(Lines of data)
___

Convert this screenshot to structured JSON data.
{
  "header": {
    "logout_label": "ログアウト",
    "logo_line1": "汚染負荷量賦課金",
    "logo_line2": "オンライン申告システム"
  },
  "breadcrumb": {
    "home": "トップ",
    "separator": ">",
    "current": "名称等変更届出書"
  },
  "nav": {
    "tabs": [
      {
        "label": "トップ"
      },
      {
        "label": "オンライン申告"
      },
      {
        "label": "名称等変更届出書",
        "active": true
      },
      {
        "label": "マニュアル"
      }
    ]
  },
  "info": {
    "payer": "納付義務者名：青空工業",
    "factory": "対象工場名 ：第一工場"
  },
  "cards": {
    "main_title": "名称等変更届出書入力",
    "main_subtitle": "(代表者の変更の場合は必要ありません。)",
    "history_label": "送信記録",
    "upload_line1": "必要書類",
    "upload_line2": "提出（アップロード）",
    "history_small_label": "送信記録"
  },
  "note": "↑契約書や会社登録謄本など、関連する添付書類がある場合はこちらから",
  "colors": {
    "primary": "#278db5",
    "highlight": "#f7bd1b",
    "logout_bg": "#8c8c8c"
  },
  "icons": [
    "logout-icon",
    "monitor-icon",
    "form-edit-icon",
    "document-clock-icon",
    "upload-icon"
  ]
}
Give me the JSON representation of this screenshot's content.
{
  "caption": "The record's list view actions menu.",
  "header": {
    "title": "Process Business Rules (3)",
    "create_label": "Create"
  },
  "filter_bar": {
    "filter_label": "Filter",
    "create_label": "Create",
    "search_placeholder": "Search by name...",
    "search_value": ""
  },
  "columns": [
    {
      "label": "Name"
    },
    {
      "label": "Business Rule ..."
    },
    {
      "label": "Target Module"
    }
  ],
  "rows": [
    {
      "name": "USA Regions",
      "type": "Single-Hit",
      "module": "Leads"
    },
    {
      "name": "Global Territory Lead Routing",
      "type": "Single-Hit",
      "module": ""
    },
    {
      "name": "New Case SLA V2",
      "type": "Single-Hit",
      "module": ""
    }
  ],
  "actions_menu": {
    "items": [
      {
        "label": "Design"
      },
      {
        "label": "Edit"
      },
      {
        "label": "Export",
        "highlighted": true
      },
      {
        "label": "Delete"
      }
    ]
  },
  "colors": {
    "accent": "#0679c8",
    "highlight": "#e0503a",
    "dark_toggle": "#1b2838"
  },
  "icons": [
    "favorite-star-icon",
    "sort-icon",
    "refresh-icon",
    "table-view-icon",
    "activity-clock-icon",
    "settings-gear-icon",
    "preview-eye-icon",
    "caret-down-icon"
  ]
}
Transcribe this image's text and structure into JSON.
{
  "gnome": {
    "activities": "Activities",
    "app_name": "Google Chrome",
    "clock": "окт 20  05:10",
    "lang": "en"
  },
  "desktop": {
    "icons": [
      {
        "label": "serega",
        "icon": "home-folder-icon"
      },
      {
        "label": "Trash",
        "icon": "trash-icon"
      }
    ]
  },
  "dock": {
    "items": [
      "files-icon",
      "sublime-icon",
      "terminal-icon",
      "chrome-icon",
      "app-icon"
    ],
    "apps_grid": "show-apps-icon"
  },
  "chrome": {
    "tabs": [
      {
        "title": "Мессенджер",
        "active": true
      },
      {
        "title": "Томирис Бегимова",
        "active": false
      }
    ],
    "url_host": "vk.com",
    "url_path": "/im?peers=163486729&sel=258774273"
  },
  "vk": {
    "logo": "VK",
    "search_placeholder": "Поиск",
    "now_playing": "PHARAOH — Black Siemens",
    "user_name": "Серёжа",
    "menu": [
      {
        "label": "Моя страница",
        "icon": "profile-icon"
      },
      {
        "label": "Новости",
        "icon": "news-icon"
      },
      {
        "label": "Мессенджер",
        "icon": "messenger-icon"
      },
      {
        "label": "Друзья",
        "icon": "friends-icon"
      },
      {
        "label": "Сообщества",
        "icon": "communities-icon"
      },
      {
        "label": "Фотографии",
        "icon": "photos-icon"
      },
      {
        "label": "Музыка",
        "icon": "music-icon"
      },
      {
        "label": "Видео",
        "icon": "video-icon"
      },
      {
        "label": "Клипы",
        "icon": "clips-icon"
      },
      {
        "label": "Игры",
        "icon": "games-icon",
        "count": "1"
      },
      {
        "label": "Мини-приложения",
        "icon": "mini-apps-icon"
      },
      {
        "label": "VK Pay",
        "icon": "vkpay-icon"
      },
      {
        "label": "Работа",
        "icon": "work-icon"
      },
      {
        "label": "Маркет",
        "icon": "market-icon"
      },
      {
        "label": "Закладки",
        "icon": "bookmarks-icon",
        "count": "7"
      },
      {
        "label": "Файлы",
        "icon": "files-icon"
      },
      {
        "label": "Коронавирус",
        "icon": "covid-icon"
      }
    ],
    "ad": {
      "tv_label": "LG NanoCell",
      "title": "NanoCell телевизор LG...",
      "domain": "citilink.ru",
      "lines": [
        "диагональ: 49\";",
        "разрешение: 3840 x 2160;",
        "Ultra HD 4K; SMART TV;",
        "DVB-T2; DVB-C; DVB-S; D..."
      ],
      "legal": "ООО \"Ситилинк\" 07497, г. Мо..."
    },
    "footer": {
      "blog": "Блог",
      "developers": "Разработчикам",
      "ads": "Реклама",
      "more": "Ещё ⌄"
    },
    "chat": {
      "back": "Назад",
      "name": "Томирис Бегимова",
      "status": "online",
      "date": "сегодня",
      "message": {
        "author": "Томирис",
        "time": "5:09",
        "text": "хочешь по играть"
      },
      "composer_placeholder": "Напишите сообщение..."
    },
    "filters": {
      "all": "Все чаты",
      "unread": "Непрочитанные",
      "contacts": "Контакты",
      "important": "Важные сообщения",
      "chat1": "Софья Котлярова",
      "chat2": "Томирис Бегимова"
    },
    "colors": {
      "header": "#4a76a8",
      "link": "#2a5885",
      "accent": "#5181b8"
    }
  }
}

___

- Exercise instructions
Each line of the material above needs to be quoted exactly, please.

- Reply
Convert this screenshot to structured JSON data.
{
  "header": {
    "logout_label": "ログアウト",
    "logo_line1": "汚染負荷量賦課金",
    "logo_line2": "オンライン申告システム"
  },
  "breadcrumb": {
    "home": "トップ",
    "separator": ">",
    "current": "名称等変更届出書"
  },
  "nav": {
    "tabs": [
      {
        "label": "トップ"
      },
      {
        "label": "オンライン申告"
      },
      {
        "label": "名称等変更届出書",
        "active": true
      },
      {
        "label": "マニュアル"
      }
    ]
  },
  "info": {
    "payer": "納付義務者名：青空工業",
    "factory": "対象工場名 ：第一工場"
  },
  "cards": {
    "main_title": "名称等変更届出書入力",
    "main_subtitle": "(代表者の変更の場合は必要ありません。)",
    "history_label": "送信記録",
    "upload_line1": "必要書類",
    "upload_line2": "提出（アップロード）",
    "history_small_label": "送信記録"
  },
  "note": "↑契約書や会社登録謄本など、関連する添付書類がある場合はこちらから",
  "colors": {
    "primary": "#278db5",
    "highlight": "#f7bd1b",
    "logout_bg": "#8c8c8c"
  },
  "icons": [
    "logout-icon",
    "monitor-icon",
    "form-edit-icon",
    "document-clock-icon",
    "upload-icon"
  ]
}
Give me the JSON representation of this screenshot's content.
{
  "caption": "The record's list view actions menu.",
  "header": {
    "title": "Process Business Rules (3)",
    "create_label": "Create"
  },
  "filter_bar": {
    "filter_label": "Filter",
    "create_label": "Create",
    "search_placeholder": "Search by name...",
    "search_value": ""
  },
  "columns": [
    {
      "label": "Name"
    },
    {
      "label": "Business Rule ..."
    },
    {
      "label": "Target Module"
    }
  ],
  "rows": [
    {
      "name": "USA Regions",
      "type": "Single-Hit",
      "module": "Leads"
    },
    {
      "name": "Global Territory Lead Routing",
      "type": "Single-Hit",
      "module": ""
    },
    {
      "name": "New Case SLA V2",
      "type": "Single-Hit",
      "module": ""
    }
  ],
  "actions_menu": {
    "items": [
      {
        "label": "Design"
      },
      {
        "label": "Edit"
      },
      {
        "label": "Export",
        "highlighted": true
      },
      {
        "label": "Delete"
      }
    ]
  },
  "colors": {
    "accent": "#0679c8",
    "highlight": "#e0503a",
    "dark_toggle": "#1b2838"
  },
  "icons": [
    "favorite-star-icon",
    "sort-icon",
    "refresh-icon",
    "table-view-icon",
    "activity-clock-icon",
    "settings-gear-icon",
    "preview-eye-icon",
    "caret-down-icon"
  ]
}
Transcribe this image's text and structure into JSON.
{
  "gnome": {
    "activities": "Activities",
    "app_name": "Google Chrome",
    "clock": "окт 20  05:10",
    "lang": "en"
  },
  "desktop": {
    "icons": [
      {
        "label": "serega",
        "icon": "home-folder-icon"
      },
      {
        "label": "Trash",
        "icon": "trash-icon"
      }
    ]
  },
  "dock": {
    "items": [
      "files-icon",
      "sublime-icon",
      "terminal-icon",
      "chrome-icon",
      "app-icon"
    ],
    "apps_grid": "show-apps-icon"
  },
  "chrome": {
    "tabs": [
      {
        "title": "Мессенджер",
        "active": true
      },
      {
        "title": "Томирис Бегимова",
        "active": false
      }
    ],
    "url_host": "vk.com",
    "url_path": "/im?peers=163486729&sel=258774273"
  },
  "vk": {
    "logo": "VK",
    "search_placeholder": "Поиск",
    "now_playing": "PHARAOH — Black Siemens",
    "user_name": "Серёжа",
    "menu": [
      {
        "label": "Моя страница",
        "icon": "profile-icon"
      },
      {
        "label": "Новости",
        "icon": "news-icon"
      },
      {
        "label": "Мессенджер",
        "icon": "messenger-icon"
      },
      {
        "label": "Друзья",
        "icon": "friends-icon"
      },
      {
        "label": "Сообщества",
        "icon": "communities-icon"
      },
      {
        "label": "Фотографии",
        "icon": "photos-icon"
      },
      {
        "label": "Музыка",
        "icon": "music-icon"
      },
      {
        "label": "Видео",
        "icon": "video-icon"
      },
      {
        "label": "Клипы",
        "icon": "clips-icon"
      },
      {
        "label": "Игры",
        "icon": "games-icon",
        "count": "1"
      },
      {
        "label": "Мини-приложения",
        "icon": "mini-apps-icon"
      },
      {
        "label": "VK Pay",
        "icon": "vkpay-icon"
      },
      {
        "label": "Работа",
        "icon": "work-icon"
      },
      {
        "label": "Маркет",
        "icon": "market-icon"
      },
      {
        "label": "Закладки",
        "icon": "bookmarks-icon",
        "count": "7"
      },
      {
        "label": "Файлы",
        "icon": "files-icon"
      },
      {
        "label": "Коронавирус",
        "icon": "covid-icon"
      }
    ],
    "ad": {
      "tv_label": "LG NanoCell",
      "title": "NanoCell телевизор LG...",
      "domain": "citilink.ru",
      "lines": [
        "диагональ: 49\";",
        "разрешение: 3840 x 2160;",
        "Ultra HD 4K; SMART TV;",
        "DVB-T2; DVB-C; DVB-S; D..."
      ],
      "legal": "ООО \"Ситилинк\" 07497, г. Мо..."
    },
    "footer": {
      "blog": "Блог",
      "developers": "Разработчикам",
      "ads": "Реклама",
      "more": "Ещё ⌄"
    },
    "chat": {
      "back": "Назад",
      "name": "Томирис Бегимова",
      "status": "online",
      "date": "сегодня",
      "message": {
        "author": "Томирис",
        "time": "5:09",
        "text": "хочешь по играть"
      },
      "composer_placeholder": "Напишите сообщение..."
    },
    "filters": {
      "all": "Все чаты",
      "unread": "Непрочитанные",
      "contacts": "Контакты",
      "important": "Важные сообщения",
      "chat1": "Софья Котлярова",
      "chat2": "Томирис Бегимова"
    },
    "colors": {
      "header": "#4a76a8",
      "link": "#2a5885",
      "accent": "#5181b8"
    }
  }
}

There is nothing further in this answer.